== Recorded data

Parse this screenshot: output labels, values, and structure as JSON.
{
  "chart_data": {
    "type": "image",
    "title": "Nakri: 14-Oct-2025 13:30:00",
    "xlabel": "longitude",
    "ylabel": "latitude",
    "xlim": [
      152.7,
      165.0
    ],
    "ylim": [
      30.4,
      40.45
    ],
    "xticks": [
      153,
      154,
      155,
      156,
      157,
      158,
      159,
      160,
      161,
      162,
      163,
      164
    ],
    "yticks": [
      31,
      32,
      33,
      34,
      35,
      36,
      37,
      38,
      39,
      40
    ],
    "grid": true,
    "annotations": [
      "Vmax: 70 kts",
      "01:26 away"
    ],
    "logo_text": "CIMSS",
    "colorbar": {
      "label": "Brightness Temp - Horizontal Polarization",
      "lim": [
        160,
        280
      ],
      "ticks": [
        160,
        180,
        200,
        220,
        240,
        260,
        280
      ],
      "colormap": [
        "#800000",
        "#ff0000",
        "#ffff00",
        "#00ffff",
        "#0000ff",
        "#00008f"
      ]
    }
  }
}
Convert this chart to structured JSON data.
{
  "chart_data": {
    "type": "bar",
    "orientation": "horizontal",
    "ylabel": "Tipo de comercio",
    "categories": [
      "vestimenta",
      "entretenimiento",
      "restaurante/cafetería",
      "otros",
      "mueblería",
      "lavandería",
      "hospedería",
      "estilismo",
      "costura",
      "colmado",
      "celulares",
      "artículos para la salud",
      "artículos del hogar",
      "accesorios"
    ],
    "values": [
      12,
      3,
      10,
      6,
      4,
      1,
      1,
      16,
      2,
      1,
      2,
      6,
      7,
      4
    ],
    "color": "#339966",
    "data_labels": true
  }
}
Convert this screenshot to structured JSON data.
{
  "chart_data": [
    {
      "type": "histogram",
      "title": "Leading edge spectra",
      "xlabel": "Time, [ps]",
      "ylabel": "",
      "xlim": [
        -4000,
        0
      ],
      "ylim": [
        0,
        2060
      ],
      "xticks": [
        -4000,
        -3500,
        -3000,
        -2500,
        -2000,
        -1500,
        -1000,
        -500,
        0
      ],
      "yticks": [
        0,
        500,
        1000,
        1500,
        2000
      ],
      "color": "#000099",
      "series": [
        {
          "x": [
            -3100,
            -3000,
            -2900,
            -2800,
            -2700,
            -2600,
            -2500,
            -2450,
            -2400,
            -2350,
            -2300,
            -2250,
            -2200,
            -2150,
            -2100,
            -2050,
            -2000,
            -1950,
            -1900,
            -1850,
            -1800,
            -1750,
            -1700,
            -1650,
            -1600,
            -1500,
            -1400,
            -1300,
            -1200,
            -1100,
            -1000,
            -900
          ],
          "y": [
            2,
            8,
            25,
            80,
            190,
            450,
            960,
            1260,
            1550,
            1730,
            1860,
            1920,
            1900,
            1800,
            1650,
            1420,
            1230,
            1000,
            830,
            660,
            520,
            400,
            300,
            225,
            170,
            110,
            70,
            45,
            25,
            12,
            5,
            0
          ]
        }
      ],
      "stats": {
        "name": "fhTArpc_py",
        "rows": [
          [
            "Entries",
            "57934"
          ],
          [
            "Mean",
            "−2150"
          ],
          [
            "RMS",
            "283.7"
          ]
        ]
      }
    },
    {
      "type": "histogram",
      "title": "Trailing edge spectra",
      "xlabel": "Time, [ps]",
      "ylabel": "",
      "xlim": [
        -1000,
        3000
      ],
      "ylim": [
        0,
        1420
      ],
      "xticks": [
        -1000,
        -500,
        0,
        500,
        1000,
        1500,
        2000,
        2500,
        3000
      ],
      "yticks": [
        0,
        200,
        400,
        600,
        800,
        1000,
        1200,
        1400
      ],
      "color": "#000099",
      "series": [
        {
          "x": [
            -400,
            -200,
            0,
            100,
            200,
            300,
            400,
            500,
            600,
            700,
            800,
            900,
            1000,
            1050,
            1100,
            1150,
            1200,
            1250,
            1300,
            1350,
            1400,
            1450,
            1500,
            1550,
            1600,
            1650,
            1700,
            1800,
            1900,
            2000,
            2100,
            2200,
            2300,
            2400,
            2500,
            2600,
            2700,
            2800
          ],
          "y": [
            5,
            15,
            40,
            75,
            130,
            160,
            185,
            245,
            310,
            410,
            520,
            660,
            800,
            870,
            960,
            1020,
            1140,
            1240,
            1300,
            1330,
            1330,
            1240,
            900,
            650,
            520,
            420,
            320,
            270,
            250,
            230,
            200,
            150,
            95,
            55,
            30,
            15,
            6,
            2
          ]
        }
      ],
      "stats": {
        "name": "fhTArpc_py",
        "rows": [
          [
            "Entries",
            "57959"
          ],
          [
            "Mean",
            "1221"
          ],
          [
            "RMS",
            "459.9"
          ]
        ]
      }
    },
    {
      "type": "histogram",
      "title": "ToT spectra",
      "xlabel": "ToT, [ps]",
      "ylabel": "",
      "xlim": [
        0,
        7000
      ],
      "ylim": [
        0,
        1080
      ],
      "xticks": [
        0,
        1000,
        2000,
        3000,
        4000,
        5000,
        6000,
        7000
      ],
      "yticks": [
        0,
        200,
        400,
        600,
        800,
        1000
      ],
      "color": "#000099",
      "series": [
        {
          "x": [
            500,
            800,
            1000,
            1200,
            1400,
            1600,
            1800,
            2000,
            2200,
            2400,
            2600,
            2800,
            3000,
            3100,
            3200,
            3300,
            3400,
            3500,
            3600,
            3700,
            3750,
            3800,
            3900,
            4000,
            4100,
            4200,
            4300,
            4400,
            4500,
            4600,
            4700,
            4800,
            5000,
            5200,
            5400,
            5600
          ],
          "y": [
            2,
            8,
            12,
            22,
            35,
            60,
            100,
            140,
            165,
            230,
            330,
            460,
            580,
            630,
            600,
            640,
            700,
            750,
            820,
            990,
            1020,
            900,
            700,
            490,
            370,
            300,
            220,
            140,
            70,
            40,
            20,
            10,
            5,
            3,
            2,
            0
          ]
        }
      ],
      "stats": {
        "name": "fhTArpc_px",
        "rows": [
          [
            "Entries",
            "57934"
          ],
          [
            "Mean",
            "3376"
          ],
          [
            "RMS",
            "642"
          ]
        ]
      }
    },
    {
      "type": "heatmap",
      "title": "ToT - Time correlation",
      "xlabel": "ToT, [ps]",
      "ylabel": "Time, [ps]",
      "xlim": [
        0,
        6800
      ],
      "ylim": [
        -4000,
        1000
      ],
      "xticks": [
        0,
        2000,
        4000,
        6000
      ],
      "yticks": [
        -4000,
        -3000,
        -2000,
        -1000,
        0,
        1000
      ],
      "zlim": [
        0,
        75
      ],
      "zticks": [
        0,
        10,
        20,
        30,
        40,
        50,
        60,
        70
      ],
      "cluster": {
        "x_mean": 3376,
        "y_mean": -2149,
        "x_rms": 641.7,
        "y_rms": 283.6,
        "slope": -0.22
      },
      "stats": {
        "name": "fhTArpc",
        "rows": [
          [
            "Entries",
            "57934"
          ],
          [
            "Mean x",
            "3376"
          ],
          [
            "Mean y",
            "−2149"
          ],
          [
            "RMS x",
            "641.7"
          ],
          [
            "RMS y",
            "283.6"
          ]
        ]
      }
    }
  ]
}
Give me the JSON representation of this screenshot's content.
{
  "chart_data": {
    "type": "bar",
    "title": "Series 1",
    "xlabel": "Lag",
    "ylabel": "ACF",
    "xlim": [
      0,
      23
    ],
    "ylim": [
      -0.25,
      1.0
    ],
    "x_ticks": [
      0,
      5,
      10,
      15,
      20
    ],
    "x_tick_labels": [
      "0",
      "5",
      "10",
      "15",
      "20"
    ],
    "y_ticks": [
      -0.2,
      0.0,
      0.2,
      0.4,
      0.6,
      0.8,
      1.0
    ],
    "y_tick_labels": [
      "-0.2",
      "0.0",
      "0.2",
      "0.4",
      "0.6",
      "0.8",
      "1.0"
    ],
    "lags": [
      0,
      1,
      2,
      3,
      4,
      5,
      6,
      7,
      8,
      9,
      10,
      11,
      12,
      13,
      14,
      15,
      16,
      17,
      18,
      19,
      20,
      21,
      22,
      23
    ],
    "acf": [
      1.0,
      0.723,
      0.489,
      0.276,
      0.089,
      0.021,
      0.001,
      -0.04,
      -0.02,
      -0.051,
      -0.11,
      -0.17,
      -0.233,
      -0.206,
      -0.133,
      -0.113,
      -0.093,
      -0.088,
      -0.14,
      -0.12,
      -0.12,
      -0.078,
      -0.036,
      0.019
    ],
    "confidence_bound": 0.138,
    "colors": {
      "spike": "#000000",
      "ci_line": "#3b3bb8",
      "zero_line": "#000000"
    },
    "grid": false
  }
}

====

Only lines holding the string "name" are wanted; gather each one from the entries above.

        "name": "fhTArpc_py",
        "name": "fhTArpc_py",
        "name": "fhTArpc_px",
        "name": "fhTArpc",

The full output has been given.